[Selected extract]
Inserting it back into the dataframe results in Pandas outputting rows with True.

# Using loc for conditional statements (recommended)
df.loc[df["Earth Science"]>90]

# A simpler method
df[df["Earth Science"]>90]

No significant differences in output, whichever method you choose.

Because our purpose is not mastering Pandas.

Try one, and if there's an error, switch methods later.

(2) Multiple conditional statements

It's possible to set multiple conditions.

df.loc[(df["Earth Science"]>90) & (df["English"]>90)]

If you want to find values that meet both conditions, you should enclose them in parentheses and place an & between them.

Using and will cause an error.

To find a value that satisfies either condition, use |.

Similarly, using or will result in an error.

df.loc[(df["Earth Science"]>90) | (df["English"]>90)]

It is also possible to view only specific columns from the values that meet the condition.

df.loc[(df["Earth Science"]>90) | (df["English"]>90), ["Name","English" "Earth Science"]]

7) Other useful features (columns, unique)

When visualizing data, it is often necessary to express it as a legend to show what it represents.

In such cases, columns can be used to check column indexes, or you can use the unique function to return unique values.

(1) columns

Used to query the column indexes of data.

df.columns

When you create new data and check the indexes, the output will look like the following.

[Objective]
Copy the passage from the Pandas filtering text word for word, starting at "Inserting it back" and ending at "not mastering Pandas.".

[Stored rows]
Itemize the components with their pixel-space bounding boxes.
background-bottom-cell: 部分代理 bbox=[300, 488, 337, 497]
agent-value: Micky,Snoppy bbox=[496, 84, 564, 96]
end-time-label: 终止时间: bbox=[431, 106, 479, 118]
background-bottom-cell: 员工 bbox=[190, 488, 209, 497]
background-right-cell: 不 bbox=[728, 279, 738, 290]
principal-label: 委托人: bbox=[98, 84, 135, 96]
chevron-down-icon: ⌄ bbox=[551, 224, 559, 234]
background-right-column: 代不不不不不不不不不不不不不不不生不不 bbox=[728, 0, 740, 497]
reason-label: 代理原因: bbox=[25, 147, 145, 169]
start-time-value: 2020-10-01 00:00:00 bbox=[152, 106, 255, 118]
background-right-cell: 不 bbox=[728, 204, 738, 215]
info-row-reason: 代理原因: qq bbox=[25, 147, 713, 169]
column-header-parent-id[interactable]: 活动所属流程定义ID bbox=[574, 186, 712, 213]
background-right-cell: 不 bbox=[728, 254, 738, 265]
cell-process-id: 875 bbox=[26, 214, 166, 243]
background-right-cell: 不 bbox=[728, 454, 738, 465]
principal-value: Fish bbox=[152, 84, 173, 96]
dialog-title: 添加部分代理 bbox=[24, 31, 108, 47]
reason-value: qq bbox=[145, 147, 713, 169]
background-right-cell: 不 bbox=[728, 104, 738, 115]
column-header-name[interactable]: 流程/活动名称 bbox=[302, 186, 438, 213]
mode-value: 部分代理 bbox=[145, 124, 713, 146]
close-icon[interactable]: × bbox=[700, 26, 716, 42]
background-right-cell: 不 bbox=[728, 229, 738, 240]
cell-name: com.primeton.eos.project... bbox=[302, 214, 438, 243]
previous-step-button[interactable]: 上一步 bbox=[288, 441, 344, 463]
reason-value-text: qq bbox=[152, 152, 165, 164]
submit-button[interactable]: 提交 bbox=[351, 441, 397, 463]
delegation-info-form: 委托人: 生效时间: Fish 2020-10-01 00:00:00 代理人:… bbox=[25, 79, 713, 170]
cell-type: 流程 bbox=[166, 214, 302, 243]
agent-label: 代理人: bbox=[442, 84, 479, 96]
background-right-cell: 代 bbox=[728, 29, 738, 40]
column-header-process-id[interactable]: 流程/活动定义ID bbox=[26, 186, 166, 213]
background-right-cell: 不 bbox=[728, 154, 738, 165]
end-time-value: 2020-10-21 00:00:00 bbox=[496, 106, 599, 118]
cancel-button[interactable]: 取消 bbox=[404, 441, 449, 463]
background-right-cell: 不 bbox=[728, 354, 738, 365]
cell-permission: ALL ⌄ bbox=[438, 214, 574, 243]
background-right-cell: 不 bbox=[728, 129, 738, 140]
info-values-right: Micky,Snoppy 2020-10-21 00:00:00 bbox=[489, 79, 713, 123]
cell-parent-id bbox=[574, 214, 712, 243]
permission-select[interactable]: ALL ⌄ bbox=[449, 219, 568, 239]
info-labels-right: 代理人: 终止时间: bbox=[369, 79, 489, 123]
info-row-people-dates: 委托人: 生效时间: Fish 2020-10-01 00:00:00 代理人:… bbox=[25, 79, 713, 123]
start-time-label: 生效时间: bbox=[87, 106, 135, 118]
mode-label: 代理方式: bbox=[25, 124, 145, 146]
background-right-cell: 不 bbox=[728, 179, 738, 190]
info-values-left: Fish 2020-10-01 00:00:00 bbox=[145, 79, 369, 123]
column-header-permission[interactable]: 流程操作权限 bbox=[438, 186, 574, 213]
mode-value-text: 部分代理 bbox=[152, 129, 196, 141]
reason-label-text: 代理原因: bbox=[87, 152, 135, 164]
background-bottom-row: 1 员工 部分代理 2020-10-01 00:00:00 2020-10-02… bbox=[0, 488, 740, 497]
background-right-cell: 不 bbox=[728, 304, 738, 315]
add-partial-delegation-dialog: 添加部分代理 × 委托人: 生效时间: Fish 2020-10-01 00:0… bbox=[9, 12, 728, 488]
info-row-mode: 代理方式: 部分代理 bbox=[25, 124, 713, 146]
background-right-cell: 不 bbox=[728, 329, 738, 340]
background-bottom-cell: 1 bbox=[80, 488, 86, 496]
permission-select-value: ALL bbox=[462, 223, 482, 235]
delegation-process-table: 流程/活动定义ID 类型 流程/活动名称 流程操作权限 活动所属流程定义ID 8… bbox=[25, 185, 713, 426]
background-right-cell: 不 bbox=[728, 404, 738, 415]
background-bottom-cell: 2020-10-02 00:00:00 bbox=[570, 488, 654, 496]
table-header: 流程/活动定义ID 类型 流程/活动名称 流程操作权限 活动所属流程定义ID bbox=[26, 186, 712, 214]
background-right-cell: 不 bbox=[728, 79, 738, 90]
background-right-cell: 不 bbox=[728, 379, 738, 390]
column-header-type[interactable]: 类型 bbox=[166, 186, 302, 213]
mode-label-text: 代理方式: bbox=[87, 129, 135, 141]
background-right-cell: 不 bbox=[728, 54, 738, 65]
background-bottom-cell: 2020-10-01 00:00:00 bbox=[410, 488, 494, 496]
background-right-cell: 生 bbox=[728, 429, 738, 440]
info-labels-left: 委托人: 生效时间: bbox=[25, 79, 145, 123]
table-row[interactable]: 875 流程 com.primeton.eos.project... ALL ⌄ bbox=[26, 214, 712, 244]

[Right answer]
Inserting it back into the dataframe results in Pandas outputting rows with True.

# Using loc for conditional statements (recommended)
df.loc[df["Earth Science"]>90]

# A simpler method
df[df["Earth Science"]>90]

No significant differences in output, whichever method you choose.

Because our purpose is not mastering Pandas.